WHAT IS ASKED >> In your copy, leave out the pictures and repeat the entries below exactly.

EXERCISE INPUT >>
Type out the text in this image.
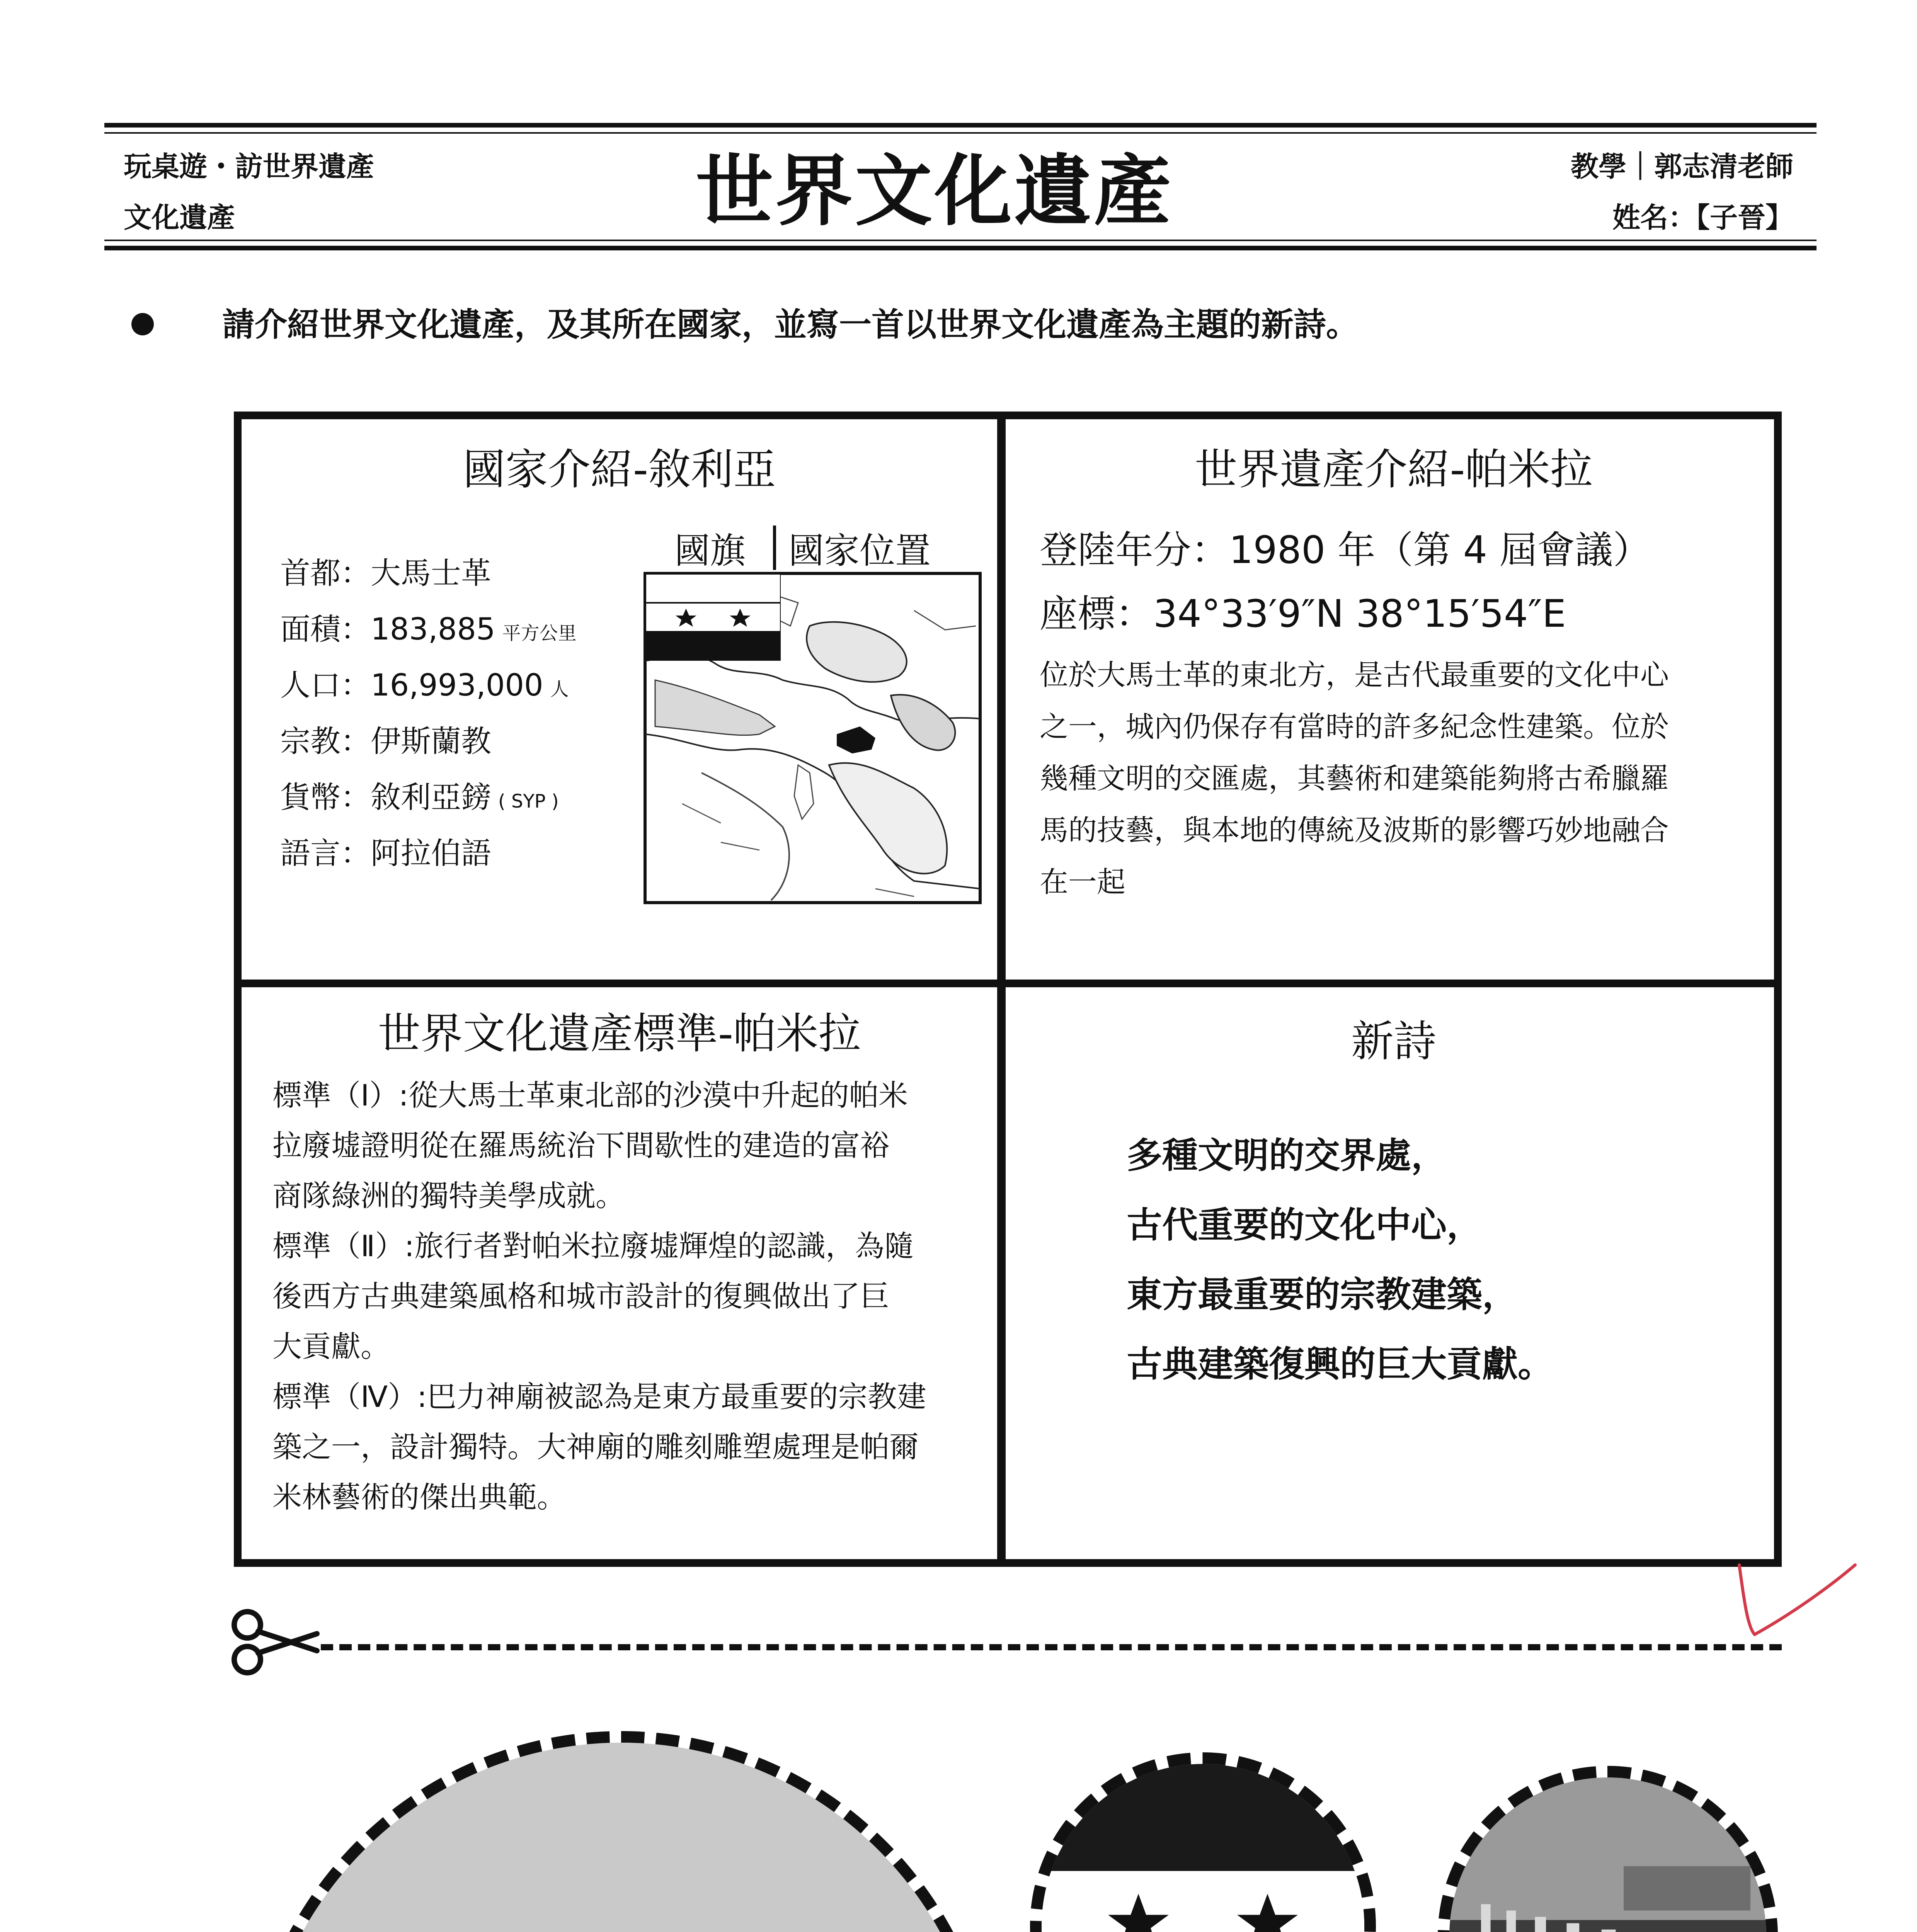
玩桌遊・訪世界遺產
文化遺產	世界文化遺產	教學｜郭志清老師
姓名：【子晉】
請介紹世界文化遺產，及其所在國家，並寫一首以世界文化遺產為主題的新詩。
國家介紹-敘利亞
首都：大馬士革
面積：183,885 平方公里
人口：16,993,000 人
宗教：伊斯蘭教
貨幣：敘利亞鎊 ( SYP )
語言：阿拉伯語
國旗 國家位置
世界遺產介紹-帕米拉
登陸年分：1980 年（第 4 屆會議）
座標：34°33′9″N 38°15′54″E
位於大馬士革的東北方，是古代最重要的文化中心
之一，城內仍保存有當時的許多紀念性建築。位於
幾種文明的交匯處，其藝術和建築能夠將古希臘羅
馬的技藝，與本地的傳統及波斯的影響巧妙地融合
在一起
世界文化遺產標準-帕米拉
標準（Ⅰ）:從大馬士革東北部的沙漠中升起的帕米
拉廢墟證明從在羅馬統治下間歇性的建造的富裕
商隊綠洲的獨特美學成就。
標準（Ⅱ）:旅行者對帕米拉廢墟輝煌的認識，為隨
後西方古典建築風格和城市設計的復興做出了巨
大貢獻。
標準（Ⅳ）:巴力神廟被認為是東方最重要的宗教建
築之一，設計獨特。大神廟的雕刻雕塑處理是帕爾
米林藝術的傑出典範。
新詩
多種文明的交界處，
古代重要的文化中心，
東方最重要的宗教建築，
古典建築復興的巨大貢獻。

ANSWER TO THE PROBLEM >>
Type out the text in this image.
玩桌遊・訪世界遺產
文化遺產	世界文化遺產	教學｜郭志清老師
姓名：【子晉】
請介紹世界文化遺產，及其所在國家，並寫一首以世界文化遺產為主題的新詩。
國家介紹-敘利亞
首都：大馬士革
面積：183,885 平方公里
人口：16,993,000 人
宗教：伊斯蘭教
貨幣：敘利亞鎊 ( SYP )
語言：阿拉伯語
國旗 國家位置
世界遺產介紹-帕米拉
登陸年分：1980 年（第 4 屆會議）
座標：34°33′9″N 38°15′54″E
位於大馬士革的東北方，是古代最重要的文化中心
之一，城內仍保存有當時的許多紀念性建築。位於
幾種文明的交匯處，其藝術和建築能夠將古希臘羅
馬的技藝，與本地的傳統及波斯的影響巧妙地融合
在一起
世界文化遺產標準-帕米拉
標準（Ⅰ）:從大馬士革東北部的沙漠中升起的帕米
拉廢墟證明從在羅馬統治下間歇性的建造的富裕
商隊綠洲的獨特美學成就。
標準（Ⅱ）:旅行者對帕米拉廢墟輝煌的認識，為隨
後西方古典建築風格和城市設計的復興做出了巨
大貢獻。
標準（Ⅳ）:巴力神廟被認為是東方最重要的宗教建
築之一，設計獨特。大神廟的雕刻雕塑處理是帕爾
米林藝術的傑出典範。
新詩
多種文明的交界處，
古代重要的文化中心，
東方最重要的宗教建築，
古典建築復興的巨大貢獻。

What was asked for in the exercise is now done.